→ **The exercise**: Your reply should be one number: the count of lines holding the word "value".

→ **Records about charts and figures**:
•••••

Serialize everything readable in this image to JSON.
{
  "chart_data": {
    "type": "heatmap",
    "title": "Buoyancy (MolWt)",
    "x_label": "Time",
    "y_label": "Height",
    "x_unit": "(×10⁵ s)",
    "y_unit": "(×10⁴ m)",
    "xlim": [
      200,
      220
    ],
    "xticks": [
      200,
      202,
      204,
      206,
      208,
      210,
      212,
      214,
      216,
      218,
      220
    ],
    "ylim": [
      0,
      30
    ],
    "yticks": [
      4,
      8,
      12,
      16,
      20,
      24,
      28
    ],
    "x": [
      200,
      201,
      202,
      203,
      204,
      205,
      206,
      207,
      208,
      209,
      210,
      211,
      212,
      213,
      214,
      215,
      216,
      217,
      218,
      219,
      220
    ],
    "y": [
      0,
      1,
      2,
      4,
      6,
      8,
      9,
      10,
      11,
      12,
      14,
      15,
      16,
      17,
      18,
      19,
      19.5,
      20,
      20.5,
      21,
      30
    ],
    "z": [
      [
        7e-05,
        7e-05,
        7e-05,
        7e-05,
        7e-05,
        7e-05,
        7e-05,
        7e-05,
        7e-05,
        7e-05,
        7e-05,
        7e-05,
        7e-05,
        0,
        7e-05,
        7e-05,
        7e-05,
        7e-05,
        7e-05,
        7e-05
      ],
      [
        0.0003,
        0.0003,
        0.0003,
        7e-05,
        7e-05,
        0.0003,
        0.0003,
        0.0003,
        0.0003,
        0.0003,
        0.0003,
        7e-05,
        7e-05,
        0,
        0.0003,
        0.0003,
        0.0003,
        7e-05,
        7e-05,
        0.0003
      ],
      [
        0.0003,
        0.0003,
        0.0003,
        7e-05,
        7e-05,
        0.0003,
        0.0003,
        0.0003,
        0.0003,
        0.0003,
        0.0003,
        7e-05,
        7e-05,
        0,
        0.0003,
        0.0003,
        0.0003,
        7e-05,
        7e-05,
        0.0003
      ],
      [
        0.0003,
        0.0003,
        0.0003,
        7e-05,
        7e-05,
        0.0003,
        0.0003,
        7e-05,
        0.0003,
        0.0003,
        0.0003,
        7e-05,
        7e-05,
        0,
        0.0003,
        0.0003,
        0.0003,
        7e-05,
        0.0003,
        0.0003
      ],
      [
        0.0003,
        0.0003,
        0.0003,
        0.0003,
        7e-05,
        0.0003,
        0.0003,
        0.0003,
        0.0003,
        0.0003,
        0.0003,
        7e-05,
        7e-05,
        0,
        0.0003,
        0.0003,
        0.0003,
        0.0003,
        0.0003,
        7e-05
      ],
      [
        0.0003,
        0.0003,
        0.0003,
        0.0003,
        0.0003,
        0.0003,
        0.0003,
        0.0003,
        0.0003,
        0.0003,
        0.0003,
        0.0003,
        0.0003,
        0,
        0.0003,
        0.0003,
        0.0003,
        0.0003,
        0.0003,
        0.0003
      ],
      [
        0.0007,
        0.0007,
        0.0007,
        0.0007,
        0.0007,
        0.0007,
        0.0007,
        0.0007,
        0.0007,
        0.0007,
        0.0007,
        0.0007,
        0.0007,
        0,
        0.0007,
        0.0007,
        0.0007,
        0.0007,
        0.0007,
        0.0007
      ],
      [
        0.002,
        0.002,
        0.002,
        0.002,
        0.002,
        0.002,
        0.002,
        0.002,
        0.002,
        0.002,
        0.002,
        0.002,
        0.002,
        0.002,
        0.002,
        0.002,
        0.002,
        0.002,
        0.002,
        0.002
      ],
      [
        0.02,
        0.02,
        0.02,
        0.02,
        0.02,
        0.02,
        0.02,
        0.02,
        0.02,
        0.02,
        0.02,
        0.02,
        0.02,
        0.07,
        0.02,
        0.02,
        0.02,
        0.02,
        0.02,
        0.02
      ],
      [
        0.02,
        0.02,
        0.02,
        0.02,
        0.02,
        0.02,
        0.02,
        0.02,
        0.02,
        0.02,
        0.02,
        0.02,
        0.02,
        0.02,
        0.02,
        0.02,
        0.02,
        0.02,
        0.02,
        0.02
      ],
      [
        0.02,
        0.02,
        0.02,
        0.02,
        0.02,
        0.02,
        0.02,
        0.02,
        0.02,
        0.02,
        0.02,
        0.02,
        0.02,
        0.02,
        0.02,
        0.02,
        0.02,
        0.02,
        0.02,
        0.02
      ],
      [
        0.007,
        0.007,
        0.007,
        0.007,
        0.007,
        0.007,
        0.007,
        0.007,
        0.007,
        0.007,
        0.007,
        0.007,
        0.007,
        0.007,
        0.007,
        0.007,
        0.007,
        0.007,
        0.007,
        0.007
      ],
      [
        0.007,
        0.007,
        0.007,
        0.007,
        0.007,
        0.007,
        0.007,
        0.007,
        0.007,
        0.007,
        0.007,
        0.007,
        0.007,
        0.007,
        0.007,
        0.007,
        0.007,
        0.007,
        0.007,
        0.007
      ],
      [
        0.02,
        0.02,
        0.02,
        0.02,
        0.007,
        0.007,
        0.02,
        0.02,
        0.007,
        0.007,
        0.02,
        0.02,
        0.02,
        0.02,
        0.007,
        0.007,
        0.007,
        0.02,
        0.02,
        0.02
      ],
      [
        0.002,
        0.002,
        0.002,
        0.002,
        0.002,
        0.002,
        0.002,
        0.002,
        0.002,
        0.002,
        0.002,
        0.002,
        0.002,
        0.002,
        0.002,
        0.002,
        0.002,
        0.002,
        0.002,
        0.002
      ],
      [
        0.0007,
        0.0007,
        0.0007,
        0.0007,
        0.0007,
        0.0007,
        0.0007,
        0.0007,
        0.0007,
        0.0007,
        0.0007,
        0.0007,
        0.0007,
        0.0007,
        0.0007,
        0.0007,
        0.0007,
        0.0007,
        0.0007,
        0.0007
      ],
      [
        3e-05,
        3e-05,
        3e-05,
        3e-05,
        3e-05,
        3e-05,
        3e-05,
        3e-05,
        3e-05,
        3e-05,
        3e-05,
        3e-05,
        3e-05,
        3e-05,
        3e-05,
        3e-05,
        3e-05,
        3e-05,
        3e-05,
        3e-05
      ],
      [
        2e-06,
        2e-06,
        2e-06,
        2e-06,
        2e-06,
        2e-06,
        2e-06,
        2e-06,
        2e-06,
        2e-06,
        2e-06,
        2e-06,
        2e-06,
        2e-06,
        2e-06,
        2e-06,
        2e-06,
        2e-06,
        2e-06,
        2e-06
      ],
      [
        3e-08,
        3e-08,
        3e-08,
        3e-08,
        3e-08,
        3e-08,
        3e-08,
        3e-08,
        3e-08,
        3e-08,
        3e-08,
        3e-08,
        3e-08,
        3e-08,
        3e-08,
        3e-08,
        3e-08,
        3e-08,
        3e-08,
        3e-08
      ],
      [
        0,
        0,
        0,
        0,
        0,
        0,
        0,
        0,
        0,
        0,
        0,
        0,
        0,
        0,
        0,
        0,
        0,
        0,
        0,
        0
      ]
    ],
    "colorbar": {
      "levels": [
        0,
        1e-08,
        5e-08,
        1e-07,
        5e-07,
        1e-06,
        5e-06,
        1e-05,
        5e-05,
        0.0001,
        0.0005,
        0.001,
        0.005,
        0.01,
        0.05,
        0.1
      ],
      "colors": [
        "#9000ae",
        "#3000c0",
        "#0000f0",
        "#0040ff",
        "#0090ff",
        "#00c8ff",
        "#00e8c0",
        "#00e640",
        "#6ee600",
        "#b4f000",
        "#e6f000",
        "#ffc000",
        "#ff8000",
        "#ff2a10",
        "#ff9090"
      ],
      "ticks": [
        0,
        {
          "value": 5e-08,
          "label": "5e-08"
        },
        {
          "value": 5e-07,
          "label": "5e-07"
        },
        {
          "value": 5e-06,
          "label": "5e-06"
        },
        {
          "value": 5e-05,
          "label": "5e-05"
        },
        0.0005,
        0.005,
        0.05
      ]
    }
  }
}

•••••

→ **Output of the exercise**: 4